WHAT TO PRODUCE -
Retype everything in the listing, leaving each line exactly as it is.

** Start INFORMATION SHOWN **

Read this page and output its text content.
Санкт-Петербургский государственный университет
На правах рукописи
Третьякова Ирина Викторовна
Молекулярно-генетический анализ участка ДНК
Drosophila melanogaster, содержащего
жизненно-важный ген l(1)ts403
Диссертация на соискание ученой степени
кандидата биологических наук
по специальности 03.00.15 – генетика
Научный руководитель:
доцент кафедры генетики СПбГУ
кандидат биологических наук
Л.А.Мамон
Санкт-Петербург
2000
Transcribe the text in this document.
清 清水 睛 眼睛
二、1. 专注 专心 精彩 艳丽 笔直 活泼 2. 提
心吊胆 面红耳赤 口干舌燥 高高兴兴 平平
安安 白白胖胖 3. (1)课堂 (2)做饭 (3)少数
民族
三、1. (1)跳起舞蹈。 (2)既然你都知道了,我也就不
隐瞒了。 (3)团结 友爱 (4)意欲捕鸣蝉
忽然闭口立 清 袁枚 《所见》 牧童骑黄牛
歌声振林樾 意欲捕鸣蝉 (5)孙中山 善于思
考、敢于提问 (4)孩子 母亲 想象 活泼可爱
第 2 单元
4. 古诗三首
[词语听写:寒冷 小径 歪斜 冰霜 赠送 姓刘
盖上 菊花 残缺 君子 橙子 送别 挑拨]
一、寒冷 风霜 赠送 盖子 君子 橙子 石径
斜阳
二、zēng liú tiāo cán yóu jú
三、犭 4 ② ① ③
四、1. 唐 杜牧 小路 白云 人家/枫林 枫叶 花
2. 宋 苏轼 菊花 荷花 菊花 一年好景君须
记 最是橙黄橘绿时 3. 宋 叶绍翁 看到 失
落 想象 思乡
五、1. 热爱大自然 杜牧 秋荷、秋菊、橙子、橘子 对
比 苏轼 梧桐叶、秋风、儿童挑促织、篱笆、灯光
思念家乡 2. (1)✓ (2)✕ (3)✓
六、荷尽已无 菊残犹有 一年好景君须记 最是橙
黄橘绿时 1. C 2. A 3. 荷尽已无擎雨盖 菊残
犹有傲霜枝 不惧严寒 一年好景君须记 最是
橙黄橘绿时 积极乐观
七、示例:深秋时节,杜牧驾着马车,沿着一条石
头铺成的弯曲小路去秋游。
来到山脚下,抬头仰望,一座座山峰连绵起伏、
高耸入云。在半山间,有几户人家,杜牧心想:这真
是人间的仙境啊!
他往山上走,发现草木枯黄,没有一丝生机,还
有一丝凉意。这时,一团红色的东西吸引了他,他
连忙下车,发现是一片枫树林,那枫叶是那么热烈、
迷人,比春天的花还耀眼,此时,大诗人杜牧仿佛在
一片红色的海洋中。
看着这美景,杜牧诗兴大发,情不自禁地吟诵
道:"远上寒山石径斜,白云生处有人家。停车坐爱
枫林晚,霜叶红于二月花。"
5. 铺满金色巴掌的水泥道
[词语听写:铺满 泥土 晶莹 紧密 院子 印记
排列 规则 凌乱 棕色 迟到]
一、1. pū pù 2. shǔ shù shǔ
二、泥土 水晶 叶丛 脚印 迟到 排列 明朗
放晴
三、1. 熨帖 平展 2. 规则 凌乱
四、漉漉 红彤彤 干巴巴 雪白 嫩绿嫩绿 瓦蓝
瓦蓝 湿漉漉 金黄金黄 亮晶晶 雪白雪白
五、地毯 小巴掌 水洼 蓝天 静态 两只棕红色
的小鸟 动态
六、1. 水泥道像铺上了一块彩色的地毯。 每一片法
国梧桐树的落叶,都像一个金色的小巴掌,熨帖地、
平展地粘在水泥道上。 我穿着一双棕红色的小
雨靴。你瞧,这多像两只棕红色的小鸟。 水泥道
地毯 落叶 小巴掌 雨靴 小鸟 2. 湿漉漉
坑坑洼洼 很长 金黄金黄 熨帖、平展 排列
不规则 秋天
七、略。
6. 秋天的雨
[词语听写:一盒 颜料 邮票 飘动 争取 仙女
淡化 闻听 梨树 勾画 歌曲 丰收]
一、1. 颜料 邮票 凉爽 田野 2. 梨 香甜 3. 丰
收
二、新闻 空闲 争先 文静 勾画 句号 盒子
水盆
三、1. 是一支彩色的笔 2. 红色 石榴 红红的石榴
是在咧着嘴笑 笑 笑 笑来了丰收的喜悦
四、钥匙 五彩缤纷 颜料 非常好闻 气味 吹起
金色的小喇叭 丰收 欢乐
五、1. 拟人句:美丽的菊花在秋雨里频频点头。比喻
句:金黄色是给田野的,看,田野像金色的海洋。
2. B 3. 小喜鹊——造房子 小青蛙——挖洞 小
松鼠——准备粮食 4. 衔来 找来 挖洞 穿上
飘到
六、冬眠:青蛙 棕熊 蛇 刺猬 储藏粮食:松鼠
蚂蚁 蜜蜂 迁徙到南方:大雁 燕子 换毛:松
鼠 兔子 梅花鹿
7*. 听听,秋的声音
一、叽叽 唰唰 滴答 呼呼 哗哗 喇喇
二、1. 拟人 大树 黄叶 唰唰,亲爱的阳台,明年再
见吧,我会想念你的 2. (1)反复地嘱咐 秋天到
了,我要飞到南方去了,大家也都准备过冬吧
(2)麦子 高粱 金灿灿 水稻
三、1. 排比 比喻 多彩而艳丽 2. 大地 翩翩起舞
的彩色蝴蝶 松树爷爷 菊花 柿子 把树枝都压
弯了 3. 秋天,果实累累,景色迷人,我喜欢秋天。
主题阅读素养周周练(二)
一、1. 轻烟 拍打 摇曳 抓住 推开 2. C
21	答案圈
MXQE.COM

** End INFORMATION SHOWN **

WRITTEN SOLUTION -
Read this page and output its text content.
Санкт-Петербургский государственный университет
На правах рукописи
Третьякова Ирина Викторовна
Молекулярно-генетический анализ участка ДНК
Drosophila melanogaster, содержащего
жизненно-важный ген l(1)ts403
Диссертация на соискание ученой степени
кандидата биологических наук
по специальности 03.00.15 – генетика
Научный руководитель:
доцент кафедры генетики СПбГУ
кандидат биологических наук
Л.А.Мамон
Санкт-Петербург
2000
Transcribe the text in this document.
清 清水 睛 眼睛
二、1. 专注 专心 精彩 艳丽 笔直 活泼 2. 提
心吊胆 面红耳赤 口干舌燥 高高兴兴 平平
安安 白白胖胖 3. (1)课堂 (2)做饭 (3)少数
民族
三、1. (1)跳起舞蹈。 (2)既然你都知道了,我也就不
隐瞒了。 (3)团结 友爱 (4)意欲捕鸣蝉
忽然闭口立 清 袁枚 《所见》 牧童骑黄牛
歌声振林樾 意欲捕鸣蝉 (5)孙中山 善于思
考、敢于提问 (4)孩子 母亲 想象 活泼可爱
第 2 单元
4. 古诗三首
[词语听写:寒冷 小径 歪斜 冰霜 赠送 姓刘
盖上 菊花 残缺 君子 橙子 送别 挑拨]
一、寒冷 风霜 赠送 盖子 君子 橙子 石径
斜阳
二、zēng liú tiāo cán yóu jú
三、犭 4 ② ① ③
四、1. 唐 杜牧 小路 白云 人家/枫林 枫叶 花
2. 宋 苏轼 菊花 荷花 菊花 一年好景君须
记 最是橙黄橘绿时 3. 宋 叶绍翁 看到 失
落 想象 思乡
五、1. 热爱大自然 杜牧 秋荷、秋菊、橙子、橘子 对
比 苏轼 梧桐叶、秋风、儿童挑促织、篱笆、灯光
思念家乡 2. (1)✓ (2)✕ (3)✓
六、荷尽已无 菊残犹有 一年好景君须记 最是橙
黄橘绿时 1. C 2. A 3. 荷尽已无擎雨盖 菊残
犹有傲霜枝 不惧严寒 一年好景君须记 最是
橙黄橘绿时 积极乐观
七、示例:深秋时节,杜牧驾着马车,沿着一条石
头铺成的弯曲小路去秋游。
来到山脚下,抬头仰望,一座座山峰连绵起伏、
高耸入云。在半山间,有几户人家,杜牧心想:这真
是人间的仙境啊!
他往山上走,发现草木枯黄,没有一丝生机,还
有一丝凉意。这时,一团红色的东西吸引了他,他
连忙下车,发现是一片枫树林,那枫叶是那么热烈、
迷人,比春天的花还耀眼,此时,大诗人杜牧仿佛在
一片红色的海洋中。
看着这美景,杜牧诗兴大发,情不自禁地吟诵
道:"远上寒山石径斜,白云生处有人家。停车坐爱
枫林晚,霜叶红于二月花。"
5. 铺满金色巴掌的水泥道
[词语听写:铺满 泥土 晶莹 紧密 院子 印记
排列 规则 凌乱 棕色 迟到]
一、1. pū pù 2. shǔ shù shǔ
二、泥土 水晶 叶丛 脚印 迟到 排列 明朗
放晴
三、1. 熨帖 平展 2. 规则 凌乱
四、漉漉 红彤彤 干巴巴 雪白 嫩绿嫩绿 瓦蓝
瓦蓝 湿漉漉 金黄金黄 亮晶晶 雪白雪白
五、地毯 小巴掌 水洼 蓝天 静态 两只棕红色
的小鸟 动态
六、1. 水泥道像铺上了一块彩色的地毯。 每一片法
国梧桐树的落叶,都像一个金色的小巴掌,熨帖地、
平展地粘在水泥道上。 我穿着一双棕红色的小
雨靴。你瞧,这多像两只棕红色的小鸟。 水泥道
地毯 落叶 小巴掌 雨靴 小鸟 2. 湿漉漉
坑坑洼洼 很长 金黄金黄 熨帖、平展 排列
不规则 秋天
七、略。
6. 秋天的雨
[词语听写:一盒 颜料 邮票 飘动 争取 仙女
淡化 闻听 梨树 勾画 歌曲 丰收]
一、1. 颜料 邮票 凉爽 田野 2. 梨 香甜 3. 丰
收
二、新闻 空闲 争先 文静 勾画 句号 盒子
水盆
三、1. 是一支彩色的笔 2. 红色 石榴 红红的石榴
是在咧着嘴笑 笑 笑 笑来了丰收的喜悦
四、钥匙 五彩缤纷 颜料 非常好闻 气味 吹起
金色的小喇叭 丰收 欢乐
五、1. 拟人句:美丽的菊花在秋雨里频频点头。比喻
句:金黄色是给田野的,看,田野像金色的海洋。
2. B 3. 小喜鹊——造房子 小青蛙——挖洞 小
松鼠——准备粮食 4. 衔来 找来 挖洞 穿上
飘到
六、冬眠:青蛙 棕熊 蛇 刺猬 储藏粮食:松鼠
蚂蚁 蜜蜂 迁徙到南方:大雁 燕子 换毛:松
鼠 兔子 梅花鹿
7*. 听听,秋的声音
一、叽叽 唰唰 滴答 呼呼 哗哗 喇喇
二、1. 拟人 大树 黄叶 唰唰,亲爱的阳台,明年再
见吧,我会想念你的 2. (1)反复地嘱咐 秋天到
了,我要飞到南方去了,大家也都准备过冬吧
(2)麦子 高粱 金灿灿 水稻
三、1. 排比 比喻 多彩而艳丽 2. 大地 翩翩起舞
的彩色蝴蝶 松树爷爷 菊花 柿子 把树枝都压
弯了 3. 秋天,果实累累,景色迷人,我喜欢秋天。
主题阅读素养周周练(二)
一、1. 轻烟 拍打 摇曳 抓住 推开 2. C
21	答案圈
MXQE.COM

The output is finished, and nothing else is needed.